Stated exercise:
Restate the records below word for word, and omit the images they hold.

Raw records:
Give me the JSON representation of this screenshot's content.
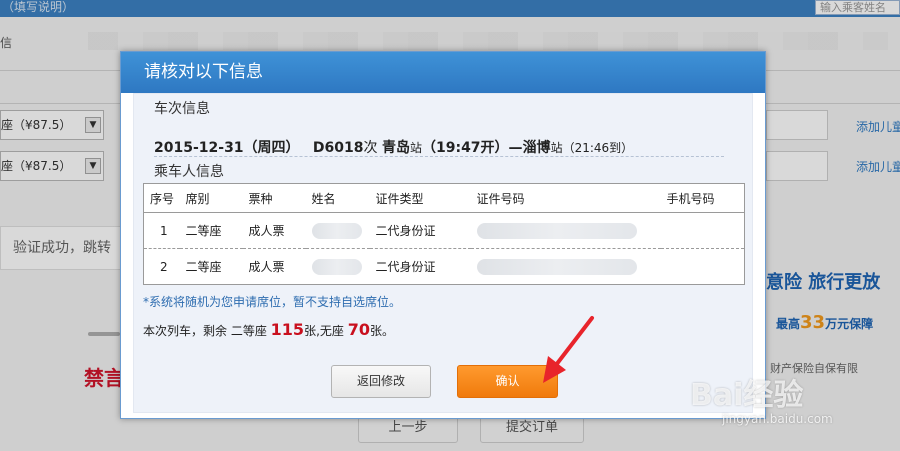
{
  "background": {
    "topbar_text": "（填写说明）",
    "search_placeholder": "输入乘客姓名",
    "left_label": "信",
    "seat_select_1": "座（¥87.5）",
    "seat_select_2": "座（¥87.5）",
    "add_child_1": "添加儿童",
    "add_child_2": "添加儿童",
    "verify_text": "验证成功，跳转",
    "promo_text": "禁言",
    "banner_line1": "意险  旅行更放",
    "banner_line2_prefix": "最高",
    "banner_line2_num": "33",
    "banner_line2_suffix": "万元保障",
    "banner_line3": "财产保险自保有限",
    "prev_button": "上一步",
    "submit_button": "提交订单"
  },
  "dialog": {
    "title": "请核对以下信息",
    "train_section_title": "车次信息",
    "train": {
      "date": "2015-12-31（周四）",
      "number": "D6018",
      "number_suffix": "次",
      "from": "青岛",
      "from_suffix": "站",
      "depart": "（19:47开）—",
      "to": "淄博",
      "to_suffix": "站",
      "arrive": "（21:46到）"
    },
    "passenger_section_title": "乘车人信息",
    "table": {
      "headers": [
        "序号",
        "席别",
        "票种",
        "姓名",
        "证件类型",
        "证件号码",
        "手机号码"
      ],
      "rows": [
        {
          "no": "1",
          "seat": "二等座",
          "ticket": "成人票",
          "id_type": "二代身份证"
        },
        {
          "no": "2",
          "seat": "二等座",
          "ticket": "成人票",
          "id_type": "二代身份证"
        }
      ]
    },
    "note_blue": "*系统将随机为您申请席位，暂不支持自选席位。",
    "remain": {
      "prefix": "本次列车，剩余 二等座",
      "count1": "115",
      "mid": "张,无座",
      "count2": "70",
      "suffix": "张。"
    },
    "back_button": "返回修改",
    "confirm_button": "确认"
  },
  "watermark": {
    "brand": "Bai经验",
    "url": "jingyan.baidu.com"
  },
  "colors": {
    "header_blue": "#3587cc",
    "confirm_orange": "#f68a1f",
    "remain_red": "#c9101e",
    "arrow_red": "#e8242b"
  }
}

Final result:
Give me the JSON representation of this screenshot's content.
{
  "background": {
    "topbar_text": "（填写说明）",
    "search_placeholder": "输入乘客姓名",
    "left_label": "信",
    "seat_select_1": "座（¥87.5）",
    "seat_select_2": "座（¥87.5）",
    "add_child_1": "添加儿童",
    "add_child_2": "添加儿童",
    "verify_text": "验证成功，跳转",
    "promo_text": "禁言",
    "banner_line1": "意险  旅行更放",
    "banner_line2_prefix": "最高",
    "banner_line2_num": "33",
    "banner_line2_suffix": "万元保障",
    "banner_line3": "财产保险自保有限",
    "prev_button": "上一步",
    "submit_button": "提交订单"
  },
  "dialog": {
    "title": "请核对以下信息",
    "train_section_title": "车次信息",
    "train": {
      "date": "2015-12-31（周四）",
      "number": "D6018",
      "number_suffix": "次",
      "from": "青岛",
      "from_suffix": "站",
      "depart": "（19:47开）—",
      "to": "淄博",
      "to_suffix": "站",
      "arrive": "（21:46到）"
    },
    "passenger_section_title": "乘车人信息",
    "table": {
      "headers": [
        "序号",
        "席别",
        "票种",
        "姓名",
        "证件类型",
        "证件号码",
        "手机号码"
      ],
      "rows": [
        {
          "no": "1",
          "seat": "二等座",
          "ticket": "成人票",
          "id_type": "二代身份证"
        },
        {
          "no": "2",
          "seat": "二等座",
          "ticket": "成人票",
          "id_type": "二代身份证"
        }
      ]
    },
    "note_blue": "*系统将随机为您申请席位，暂不支持自选席位。",
    "remain": {
      "prefix": "本次列车，剩余 二等座",
      "count1": "115",
      "mid": "张,无座",
      "count2": "70",
      "suffix": "张。"
    },
    "back_button": "返回修改",
    "confirm_button": "确认"
  },
  "watermark": {
    "brand": "Bai经验",
    "url": "jingyan.baidu.com"
  },
  "colors": {
    "header_blue": "#3587cc",
    "confirm_orange": "#f68a1f",
    "remain_red": "#c9101e",
    "arrow_red": "#e8242b"
  }
}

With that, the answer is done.